Data extracted from a collection
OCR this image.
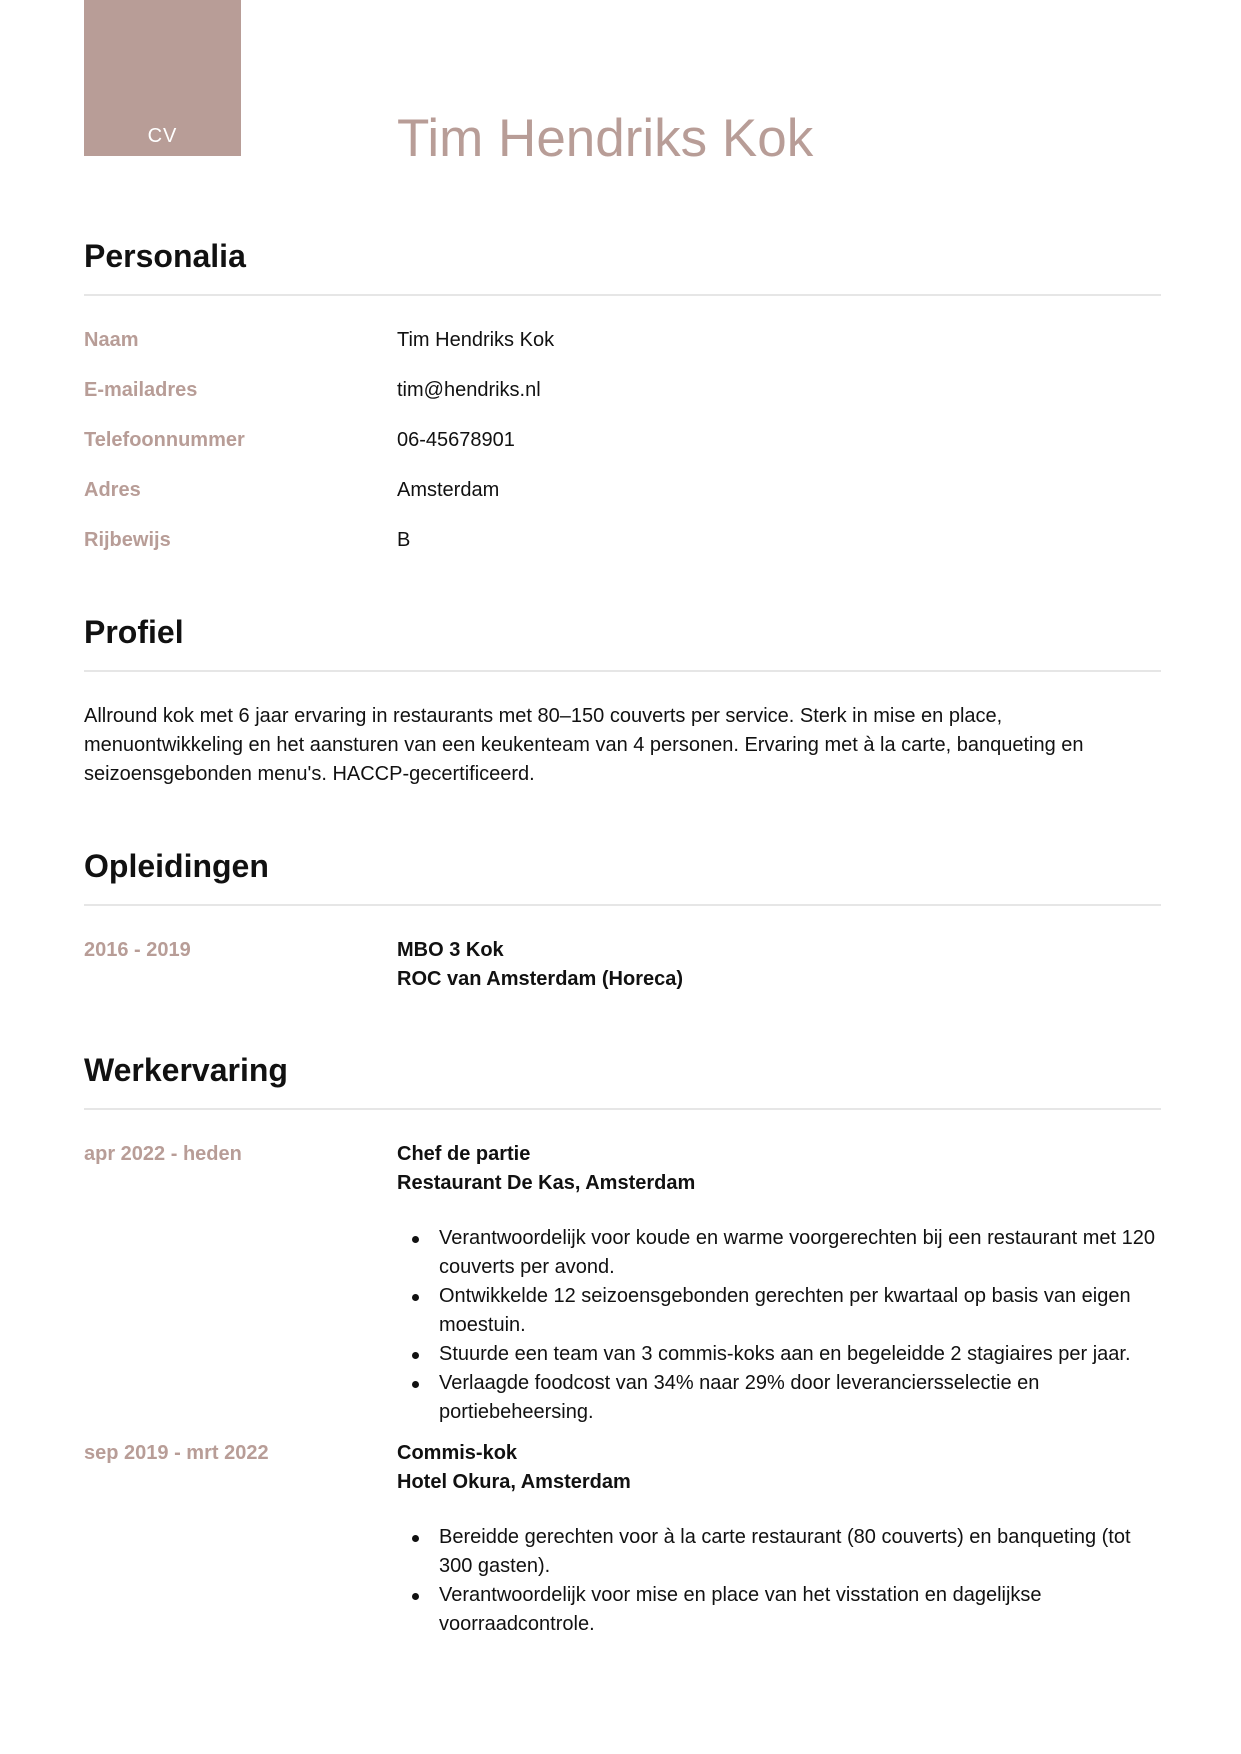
CV	Tim Hendriks Kok
Personalia
Naam	Tim Hendriks Kok
E-mailadres	tim@hendriks.nl
Telefoonnummer	06-45678901
Adres	Amsterdam
Rijbewijs	B
Profiel
Allround kok met 6 jaar ervaring in restaurants met 80–150 couverts per service. Sterk in mise en place, menuontwikkeling en het aansturen van een keukenteam van 4 personen. Ervaring met à la carte, banqueting en seizoensgebonden menu's. HACCP-gecertificeerd.
Opleidingen
2016 - 2019	MBO 3 Kok
ROC van Amsterdam (Horeca)
Werkervaring
apr 2022 - heden	Chef de partie
Restaurant De Kas, Amsterdam
Verantwoordelijk voor koude en warme voorgerechten bij een restaurant met 120 couverts per avond.
Ontwikkelde 12 seizoensgebonden gerechten per kwartaal op basis van eigen moestuin.
Stuurde een team van 3 commis-koks aan en begeleidde 2 stagiaires per jaar.
Verlaagde foodcost van 34% naar 29% door leveranciersselectie en portiebeheersing.
sep 2019 - mrt 2022	Commis-kok
Hotel Okura, Amsterdam
Bereidde gerechten voor à la carte restaurant (80 couverts) en banqueting (tot 300 gasten).
Verantwoordelijk voor mise en place van het visstation en dagelijkse voorraadcontrole.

__Written exercise__. Restate each entry word for word, leaving out any pictures.

__Worked answer__.
OCR this image.
CV	Tim Hendriks Kok
Personalia
Naam	Tim Hendriks Kok
E-mailadres	tim@hendriks.nl
Telefoonnummer	06-45678901
Adres	Amsterdam
Rijbewijs	B
Profiel
Allround kok met 6 jaar ervaring in restaurants met 80–150 couverts per service. Sterk in mise en place, menuontwikkeling en het aansturen van een keukenteam van 4 personen. Ervaring met à la carte, banqueting en seizoensgebonden menu's. HACCP-gecertificeerd.
Opleidingen
2016 - 2019	MBO 3 Kok
ROC van Amsterdam (Horeca)
Werkervaring
apr 2022 - heden	Chef de partie
Restaurant De Kas, Amsterdam
Verantwoordelijk voor koude en warme voorgerechten bij een restaurant met 120 couverts per avond.
Ontwikkelde 12 seizoensgebonden gerechten per kwartaal op basis van eigen moestuin.
Stuurde een team van 3 commis-koks aan en begeleidde 2 stagiaires per jaar.
Verlaagde foodcost van 34% naar 29% door leveranciersselectie en portiebeheersing.
sep 2019 - mrt 2022	Commis-kok
Hotel Okura, Amsterdam
Bereidde gerechten voor à la carte restaurant (80 couverts) en banqueting (tot 300 gasten).
Verantwoordelijk voor mise en place van het visstation en dagelijkse voorraadcontrole.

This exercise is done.